» Instructions for the task: Leave out the pictures and transcribe everything else exactly.

» Figure record extracts:
═══

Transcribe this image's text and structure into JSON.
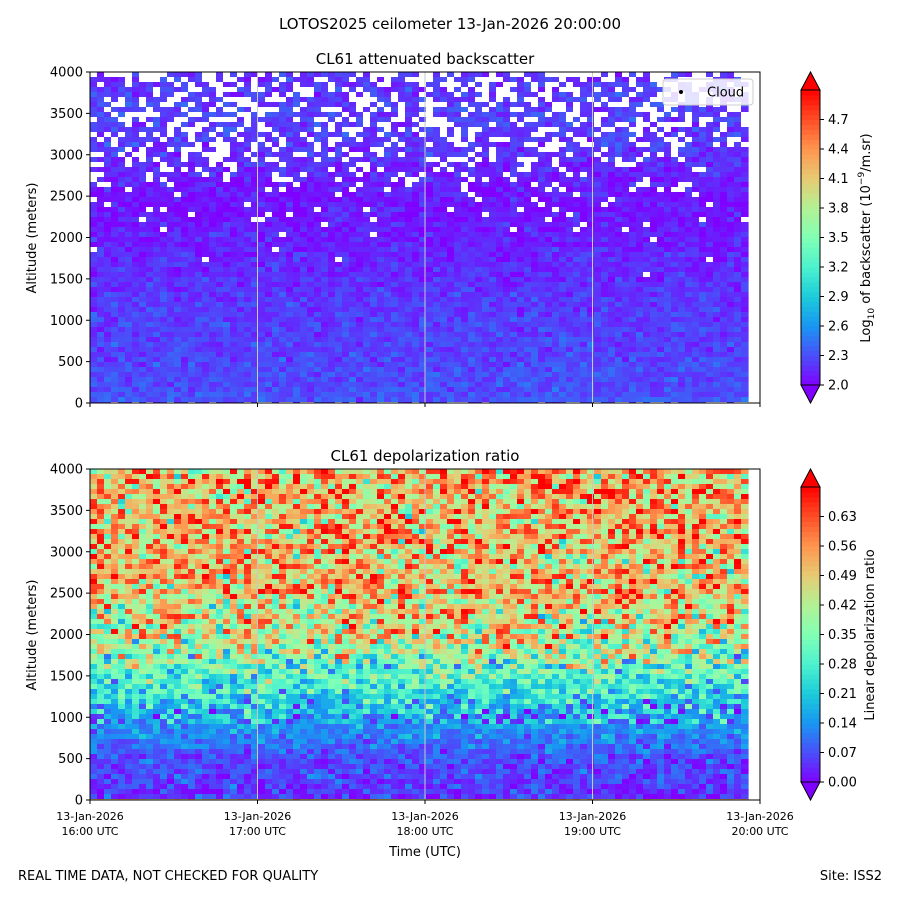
{
  "suptitle": "LOTOS2025 ceilometer 13-Jan-2026 20:00:00",
  "footer_left": "REAL TIME DATA, NOT CHECKED FOR QUALITY",
  "footer_right": "Site: ISS2",
  "colormap": [
    "#8000ff",
    "#4b4ef9",
    "#1996f3",
    "#1ccbda",
    "#4cf2ce",
    "#80ffb4",
    "#b2f295",
    "#e6cb73",
    "#ff964f",
    "#ff4e27",
    "#ff0000"
  ],
  "chart_data": [
    {
      "type": "heatmap",
      "title": "CL61 attenuated backscatter",
      "xlabel": "",
      "ylabel": "Altitude (meters)",
      "x_range": [
        "13-Jan-2026 16:00 UTC",
        "13-Jan-2026 20:00 UTC"
      ],
      "ylim": [
        0,
        4000
      ],
      "yticks": [
        0,
        500,
        1000,
        1500,
        2000,
        2500,
        3000,
        3500,
        4000
      ],
      "xticks_visible": false,
      "vertical_gridlines": [
        "17:00 UTC",
        "18:00 UTC",
        "19:00 UTC"
      ],
      "legend": {
        "entries": [
          "Cloud"
        ],
        "location": "top-right"
      },
      "colorbar": {
        "label": "Log10 of backscatter (10^-9/m.sr)",
        "label_parts": [
          "Log",
          "10",
          " of backscatter (10",
          "−9",
          "/m.sr)"
        ],
        "range": [
          2.0,
          5.0
        ],
        "ticks": [
          "2.0",
          "2.3",
          "2.6",
          "2.9",
          "3.2",
          "3.5",
          "3.8",
          "4.1",
          "4.4",
          "4.7"
        ],
        "tick_values": [
          2.0,
          2.3,
          2.6,
          2.9,
          3.2,
          3.5,
          3.8,
          4.1,
          4.4,
          4.7
        ],
        "extend": "both"
      },
      "field_profile": [
        {
          "altitude": 0,
          "value": 2.32,
          "clear_fraction": 0.0
        },
        {
          "altitude": 500,
          "value": 2.27,
          "clear_fraction": 0.0
        },
        {
          "altitude": 1000,
          "value": 2.24,
          "clear_fraction": 0.0
        },
        {
          "altitude": 1500,
          "value": 2.18,
          "clear_fraction": 0.0
        },
        {
          "altitude": 2000,
          "value": 2.12,
          "clear_fraction": 0.03
        },
        {
          "altitude": 2500,
          "value": 2.08,
          "clear_fraction": 0.1
        },
        {
          "altitude": 3000,
          "value": 2.2,
          "clear_fraction": 0.25
        },
        {
          "altitude": 3500,
          "value": 2.25,
          "clear_fraction": 0.35
        },
        {
          "altitude": 4000,
          "value": 2.2,
          "clear_fraction": 0.45
        }
      ]
    },
    {
      "type": "heatmap",
      "title": "CL61 depolarization ratio",
      "xlabel": "Time (UTC)",
      "ylabel": "Altitude (meters)",
      "x_range": [
        "13-Jan-2026 16:00 UTC",
        "13-Jan-2026 20:00 UTC"
      ],
      "ylim": [
        0,
        4000
      ],
      "yticks": [
        0,
        500,
        1000,
        1500,
        2000,
        2500,
        3000,
        3500,
        4000
      ],
      "xticks": [
        {
          "date": "13-Jan-2026",
          "time": "16:00 UTC"
        },
        {
          "date": "13-Jan-2026",
          "time": "17:00 UTC"
        },
        {
          "date": "13-Jan-2026",
          "time": "18:00 UTC"
        },
        {
          "date": "13-Jan-2026",
          "time": "19:00 UTC"
        },
        {
          "date": "13-Jan-2026",
          "time": "20:00 UTC"
        }
      ],
      "vertical_gridlines": [
        "17:00 UTC",
        "18:00 UTC",
        "19:00 UTC"
      ],
      "colorbar": {
        "label": "Linear depolarization ratio",
        "range": [
          0.0,
          0.7
        ],
        "ticks": [
          "0.00",
          "0.07",
          "0.14",
          "0.21",
          "0.28",
          "0.35",
          "0.42",
          "0.49",
          "0.56",
          "0.63"
        ],
        "tick_values": [
          0.0,
          0.07,
          0.14,
          0.21,
          0.28,
          0.35,
          0.42,
          0.49,
          0.56,
          0.63
        ],
        "extend": "both"
      },
      "field_profile": [
        {
          "altitude": 0,
          "value": 0.04,
          "clear_fraction": 0.0
        },
        {
          "altitude": 500,
          "value": 0.07,
          "clear_fraction": 0.0
        },
        {
          "altitude": 1000,
          "value": 0.16,
          "clear_fraction": 0.0
        },
        {
          "altitude": 1500,
          "value": 0.3,
          "clear_fraction": 0.0
        },
        {
          "altitude": 2000,
          "value": 0.43,
          "clear_fraction": 0.0
        },
        {
          "altitude": 2500,
          "value": 0.49,
          "clear_fraction": 0.0
        },
        {
          "altitude": 3000,
          "value": 0.5,
          "clear_fraction": 0.0
        },
        {
          "altitude": 3500,
          "value": 0.51,
          "clear_fraction": 0.0
        },
        {
          "altitude": 4000,
          "value": 0.5,
          "clear_fraction": 0.0
        }
      ]
    }
  ]
}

═══

» Output:
Transcribe this image's text and structure into JSON.
{
  "suptitle": "LOTOS2025 ceilometer 13-Jan-2026 20:00:00",
  "footer_left": "REAL TIME DATA, NOT CHECKED FOR QUALITY",
  "footer_right": "Site: ISS2",
  "colormap": [
    "#8000ff",
    "#4b4ef9",
    "#1996f3",
    "#1ccbda",
    "#4cf2ce",
    "#80ffb4",
    "#b2f295",
    "#e6cb73",
    "#ff964f",
    "#ff4e27",
    "#ff0000"
  ],
  "chart_data": [
    {
      "type": "heatmap",
      "title": "CL61 attenuated backscatter",
      "xlabel": "",
      "ylabel": "Altitude (meters)",
      "x_range": [
        "13-Jan-2026 16:00 UTC",
        "13-Jan-2026 20:00 UTC"
      ],
      "ylim": [
        0,
        4000
      ],
      "yticks": [
        0,
        500,
        1000,
        1500,
        2000,
        2500,
        3000,
        3500,
        4000
      ],
      "xticks_visible": false,
      "vertical_gridlines": [
        "17:00 UTC",
        "18:00 UTC",
        "19:00 UTC"
      ],
      "legend": {
        "entries": [
          "Cloud"
        ],
        "location": "top-right"
      },
      "colorbar": {
        "label": "Log10 of backscatter (10^-9/m.sr)",
        "label_parts": [
          "Log",
          "10",
          " of backscatter (10",
          "−9",
          "/m.sr)"
        ],
        "range": [
          2.0,
          5.0
        ],
        "ticks": [
          "2.0",
          "2.3",
          "2.6",
          "2.9",
          "3.2",
          "3.5",
          "3.8",
          "4.1",
          "4.4",
          "4.7"
        ],
        "tick_values": [
          2.0,
          2.3,
          2.6,
          2.9,
          3.2,
          3.5,
          3.8,
          4.1,
          4.4,
          4.7
        ],
        "extend": "both"
      },
      "field_profile": [
        {
          "altitude": 0,
          "value": 2.32,
          "clear_fraction": 0.0
        },
        {
          "altitude": 500,
          "value": 2.27,
          "clear_fraction": 0.0
        },
        {
          "altitude": 1000,
          "value": 2.24,
          "clear_fraction": 0.0
        },
        {
          "altitude": 1500,
          "value": 2.18,
          "clear_fraction": 0.0
        },
        {
          "altitude": 2000,
          "value": 2.12,
          "clear_fraction": 0.03
        },
        {
          "altitude": 2500,
          "value": 2.08,
          "clear_fraction": 0.1
        },
        {
          "altitude": 3000,
          "value": 2.2,
          "clear_fraction": 0.25
        },
        {
          "altitude": 3500,
          "value": 2.25,
          "clear_fraction": 0.35
        },
        {
          "altitude": 4000,
          "value": 2.2,
          "clear_fraction": 0.45
        }
      ]
    },
    {
      "type": "heatmap",
      "title": "CL61 depolarization ratio",
      "xlabel": "Time (UTC)",
      "ylabel": "Altitude (meters)",
      "x_range": [
        "13-Jan-2026 16:00 UTC",
        "13-Jan-2026 20:00 UTC"
      ],
      "ylim": [
        0,
        4000
      ],
      "yticks": [
        0,
        500,
        1000,
        1500,
        2000,
        2500,
        3000,
        3500,
        4000
      ],
      "xticks": [
        {
          "date": "13-Jan-2026",
          "time": "16:00 UTC"
        },
        {
          "date": "13-Jan-2026",
          "time": "17:00 UTC"
        },
        {
          "date": "13-Jan-2026",
          "time": "18:00 UTC"
        },
        {
          "date": "13-Jan-2026",
          "time": "19:00 UTC"
        },
        {
          "date": "13-Jan-2026",
          "time": "20:00 UTC"
        }
      ],
      "vertical_gridlines": [
        "17:00 UTC",
        "18:00 UTC",
        "19:00 UTC"
      ],
      "colorbar": {
        "label": "Linear depolarization ratio",
        "range": [
          0.0,
          0.7
        ],
        "ticks": [
          "0.00",
          "0.07",
          "0.14",
          "0.21",
          "0.28",
          "0.35",
          "0.42",
          "0.49",
          "0.56",
          "0.63"
        ],
        "tick_values": [
          0.0,
          0.07,
          0.14,
          0.21,
          0.28,
          0.35,
          0.42,
          0.49,
          0.56,
          0.63
        ],
        "extend": "both"
      },
      "field_profile": [
        {
          "altitude": 0,
          "value": 0.04,
          "clear_fraction": 0.0
        },
        {
          "altitude": 500,
          "value": 0.07,
          "clear_fraction": 0.0
        },
        {
          "altitude": 1000,
          "value": 0.16,
          "clear_fraction": 0.0
        },
        {
          "altitude": 1500,
          "value": 0.3,
          "clear_fraction": 0.0
        },
        {
          "altitude": 2000,
          "value": 0.43,
          "clear_fraction": 0.0
        },
        {
          "altitude": 2500,
          "value": 0.49,
          "clear_fraction": 0.0
        },
        {
          "altitude": 3000,
          "value": 0.5,
          "clear_fraction": 0.0
        },
        {
          "altitude": 3500,
          "value": 0.51,
          "clear_fraction": 0.0
        },
        {
          "altitude": 4000,
          "value": 0.5,
          "clear_fraction": 0.0
        }
      ]
    }
  ]
}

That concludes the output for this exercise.